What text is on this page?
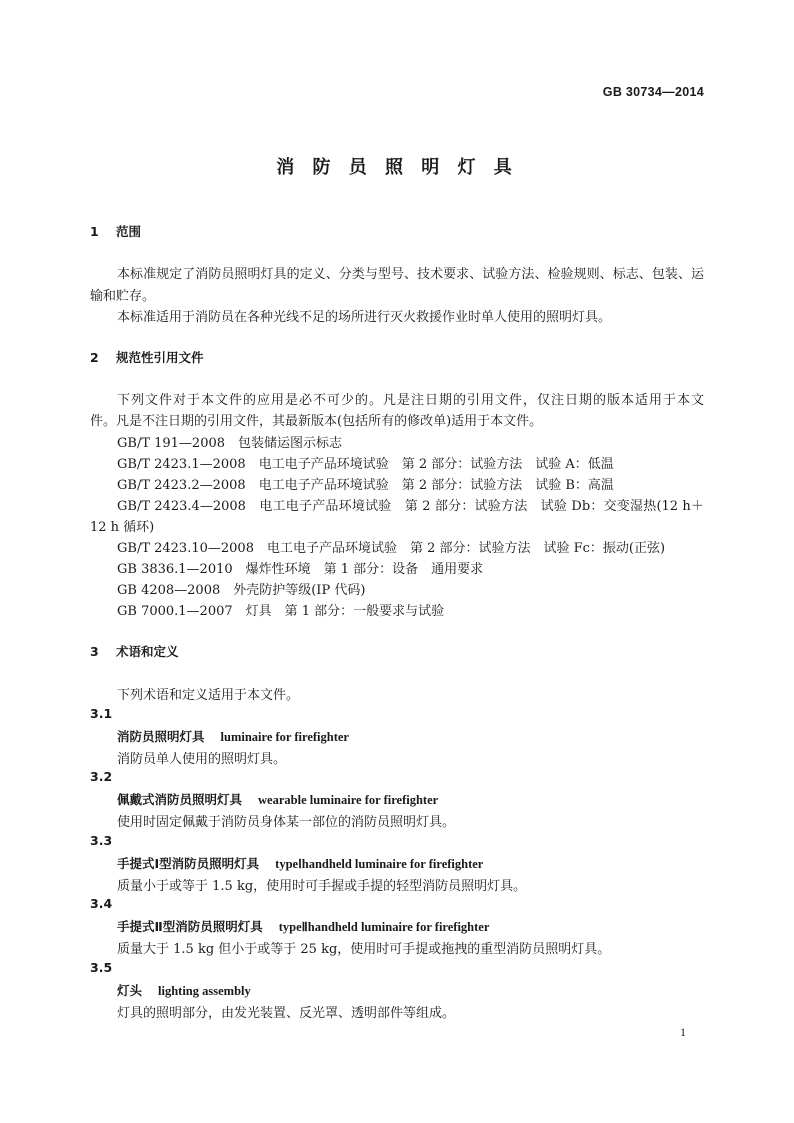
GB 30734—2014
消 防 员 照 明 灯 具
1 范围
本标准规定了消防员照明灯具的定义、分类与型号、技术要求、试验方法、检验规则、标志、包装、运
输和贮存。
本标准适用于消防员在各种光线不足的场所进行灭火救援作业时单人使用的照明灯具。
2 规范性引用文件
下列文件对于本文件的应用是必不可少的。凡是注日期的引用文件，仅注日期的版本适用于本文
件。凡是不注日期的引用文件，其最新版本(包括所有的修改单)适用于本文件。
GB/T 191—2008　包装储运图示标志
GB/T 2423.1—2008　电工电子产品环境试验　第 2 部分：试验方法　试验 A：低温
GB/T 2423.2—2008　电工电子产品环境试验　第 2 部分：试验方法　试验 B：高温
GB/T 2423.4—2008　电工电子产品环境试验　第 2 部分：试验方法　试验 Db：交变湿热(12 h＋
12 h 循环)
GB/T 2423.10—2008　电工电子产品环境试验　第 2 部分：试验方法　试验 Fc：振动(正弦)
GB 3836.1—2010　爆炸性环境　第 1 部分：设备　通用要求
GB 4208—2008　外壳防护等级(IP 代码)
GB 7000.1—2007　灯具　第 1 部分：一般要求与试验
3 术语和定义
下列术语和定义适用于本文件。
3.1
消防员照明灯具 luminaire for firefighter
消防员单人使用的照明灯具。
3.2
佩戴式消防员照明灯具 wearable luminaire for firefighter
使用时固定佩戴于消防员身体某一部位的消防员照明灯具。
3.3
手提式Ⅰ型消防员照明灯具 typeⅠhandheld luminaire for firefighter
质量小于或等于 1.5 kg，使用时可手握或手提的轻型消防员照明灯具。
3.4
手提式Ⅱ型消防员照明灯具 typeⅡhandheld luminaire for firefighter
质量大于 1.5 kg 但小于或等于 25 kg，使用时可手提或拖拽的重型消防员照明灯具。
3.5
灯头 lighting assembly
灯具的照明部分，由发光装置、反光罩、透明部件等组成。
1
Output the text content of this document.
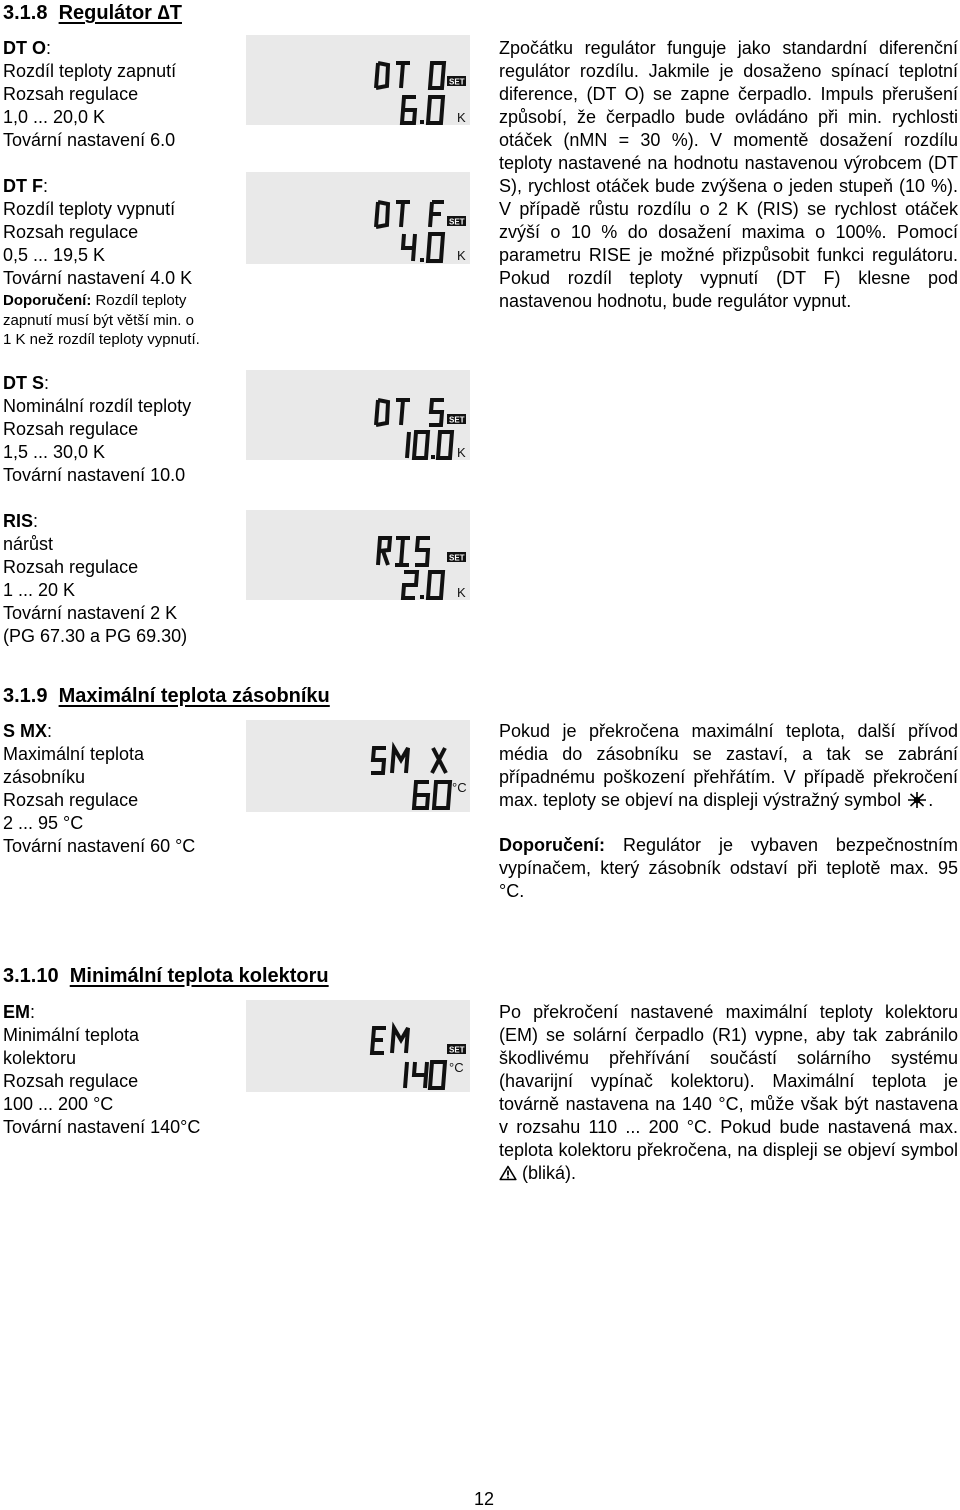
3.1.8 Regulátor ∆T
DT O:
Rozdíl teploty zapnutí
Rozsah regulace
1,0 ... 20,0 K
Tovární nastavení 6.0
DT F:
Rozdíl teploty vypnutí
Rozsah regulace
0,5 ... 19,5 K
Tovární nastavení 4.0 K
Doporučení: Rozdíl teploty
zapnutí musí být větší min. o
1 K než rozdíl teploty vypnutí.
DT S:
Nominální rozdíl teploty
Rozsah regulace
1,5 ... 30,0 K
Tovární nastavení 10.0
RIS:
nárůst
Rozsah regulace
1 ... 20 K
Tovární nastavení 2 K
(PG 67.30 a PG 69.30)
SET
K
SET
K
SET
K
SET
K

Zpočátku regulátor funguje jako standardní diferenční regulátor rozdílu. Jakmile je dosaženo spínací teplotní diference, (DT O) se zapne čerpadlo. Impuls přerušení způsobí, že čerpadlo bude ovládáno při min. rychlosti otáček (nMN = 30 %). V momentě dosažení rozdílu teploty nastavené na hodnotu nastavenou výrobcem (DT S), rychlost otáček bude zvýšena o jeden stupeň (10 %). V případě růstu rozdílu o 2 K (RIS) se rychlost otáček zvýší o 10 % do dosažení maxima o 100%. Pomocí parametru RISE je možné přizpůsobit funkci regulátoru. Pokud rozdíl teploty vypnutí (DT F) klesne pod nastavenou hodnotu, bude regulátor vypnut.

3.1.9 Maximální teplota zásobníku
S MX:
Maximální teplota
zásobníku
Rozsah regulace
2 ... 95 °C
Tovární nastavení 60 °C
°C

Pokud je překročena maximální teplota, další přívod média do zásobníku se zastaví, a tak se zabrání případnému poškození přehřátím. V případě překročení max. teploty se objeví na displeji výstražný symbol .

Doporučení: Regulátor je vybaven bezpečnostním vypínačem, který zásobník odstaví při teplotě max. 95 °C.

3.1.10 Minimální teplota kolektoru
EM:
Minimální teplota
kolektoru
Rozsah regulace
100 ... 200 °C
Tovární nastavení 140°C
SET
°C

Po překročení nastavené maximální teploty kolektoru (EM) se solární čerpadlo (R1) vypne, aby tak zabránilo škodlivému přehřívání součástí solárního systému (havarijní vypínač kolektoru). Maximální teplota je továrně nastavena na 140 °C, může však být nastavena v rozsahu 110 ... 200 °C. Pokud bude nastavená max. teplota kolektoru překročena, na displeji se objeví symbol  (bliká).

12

##############################

Task requirements
Repeat the listing verbatim. Skip the pictures.

Response below
What text is on this page?
GB 30734—2014
消 防 员 照 明 灯 具
1 范围
本标准规定了消防员照明灯具的定义、分类与型号、技术要求、试验方法、检验规则、标志、包装、运
输和贮存。
本标准适用于消防员在各种光线不足的场所进行灭火救援作业时单人使用的照明灯具。
2 规范性引用文件
下列文件对于本文件的应用是必不可少的。凡是注日期的引用文件，仅注日期的版本适用于本文
件。凡是不注日期的引用文件，其最新版本(包括所有的修改单)适用于本文件。
GB/T 191—2008　包装储运图示标志
GB/T 2423.1—2008　电工电子产品环境试验　第 2 部分：试验方法　试验 A：低温
GB/T 2423.2—2008　电工电子产品环境试验　第 2 部分：试验方法　试验 B：高温
GB/T 2423.4—2008　电工电子产品环境试验　第 2 部分：试验方法　试验 Db：交变湿热(12 h＋
12 h 循环)
GB/T 2423.10—2008　电工电子产品环境试验　第 2 部分：试验方法　试验 Fc：振动(正弦)
GB 3836.1—2010　爆炸性环境　第 1 部分：设备　通用要求
GB 4208—2008　外壳防护等级(IP 代码)
GB 7000.1—2007　灯具　第 1 部分：一般要求与试验
3 术语和定义
下列术语和定义适用于本文件。
3.1
消防员照明灯具 luminaire for firefighter
消防员单人使用的照明灯具。
3.2
佩戴式消防员照明灯具 wearable luminaire for firefighter
使用时固定佩戴于消防员身体某一部位的消防员照明灯具。
3.3
手提式Ⅰ型消防员照明灯具 typeⅠhandheld luminaire for firefighter
质量小于或等于 1.5 kg，使用时可手握或手提的轻型消防员照明灯具。
3.4
手提式Ⅱ型消防员照明灯具 typeⅡhandheld luminaire for firefighter
质量大于 1.5 kg 但小于或等于 25 kg，使用时可手提或拖拽的重型消防员照明灯具。
3.5
灯头 lighting assembly
灯具的照明部分，由发光装置、反光罩、透明部件等组成。
1
Output the text content of this document.
3.1.8 Regulátor ∆T
DT O:
Rozdíl teploty zapnutí
Rozsah regulace
1,0 ... 20,0 K
Tovární nastavení 6.0
DT F:
Rozdíl teploty vypnutí
Rozsah regulace
0,5 ... 19,5 K
Tovární nastavení 4.0 K
Doporučení: Rozdíl teploty
zapnutí musí být větší min. o
1 K než rozdíl teploty vypnutí.
DT S:
Nominální rozdíl teploty
Rozsah regulace
1,5 ... 30,0 K
Tovární nastavení 10.0
RIS:
nárůst
Rozsah regulace
1 ... 20 K
Tovární nastavení 2 K
(PG 67.30 a PG 69.30)
SET
K
SET
K
SET
K
SET
K

Zpočátku regulátor funguje jako standardní diferenční regulátor rozdílu. Jakmile je dosaženo spínací teplotní diference, (DT O) se zapne čerpadlo. Impuls přerušení způsobí, že čerpadlo bude ovládáno při min. rychlosti otáček (nMN = 30 %). V momentě dosažení rozdílu teploty nastavené na hodnotu nastavenou výrobcem (DT S), rychlost otáček bude zvýšena o jeden stupeň (10 %). V případě růstu rozdílu o 2 K (RIS) se rychlost otáček zvýší o 10 % do dosažení maxima o 100%. Pomocí parametru RISE je možné přizpůsobit funkci regulátoru. Pokud rozdíl teploty vypnutí (DT F) klesne pod nastavenou hodnotu, bude regulátor vypnut.

3.1.9 Maximální teplota zásobníku
S MX:
Maximální teplota
zásobníku
Rozsah regulace
2 ... 95 °C
Tovární nastavení 60 °C
°C

Pokud je překročena maximální teplota, další přívod média do zásobníku se zastaví, a tak se zabrání případnému poškození přehřátím. V případě překročení max. teploty se objeví na displeji výstražný symbol .

Doporučení: Regulátor je vybaven bezpečnostním vypínačem, který zásobník odstaví při teplotě max. 95 °C.

3.1.10 Minimální teplota kolektoru
EM:
Minimální teplota
kolektoru
Rozsah regulace
100 ... 200 °C
Tovární nastavení 140°C
SET
°C

Po překročení nastavené maximální teploty kolektoru (EM) se solární čerpadlo (R1) vypne, aby tak zabránilo škodlivému přehřívání součástí solárního systému (havarijní vypínač kolektoru). Maximální teplota je továrně nastavena na 140 °C, může však být nastavena v rozsahu 110 ... 200 °C. Pokud bude nastavená max. teplota kolektoru překročena, na displeji se objeví symbol  (bliká).

12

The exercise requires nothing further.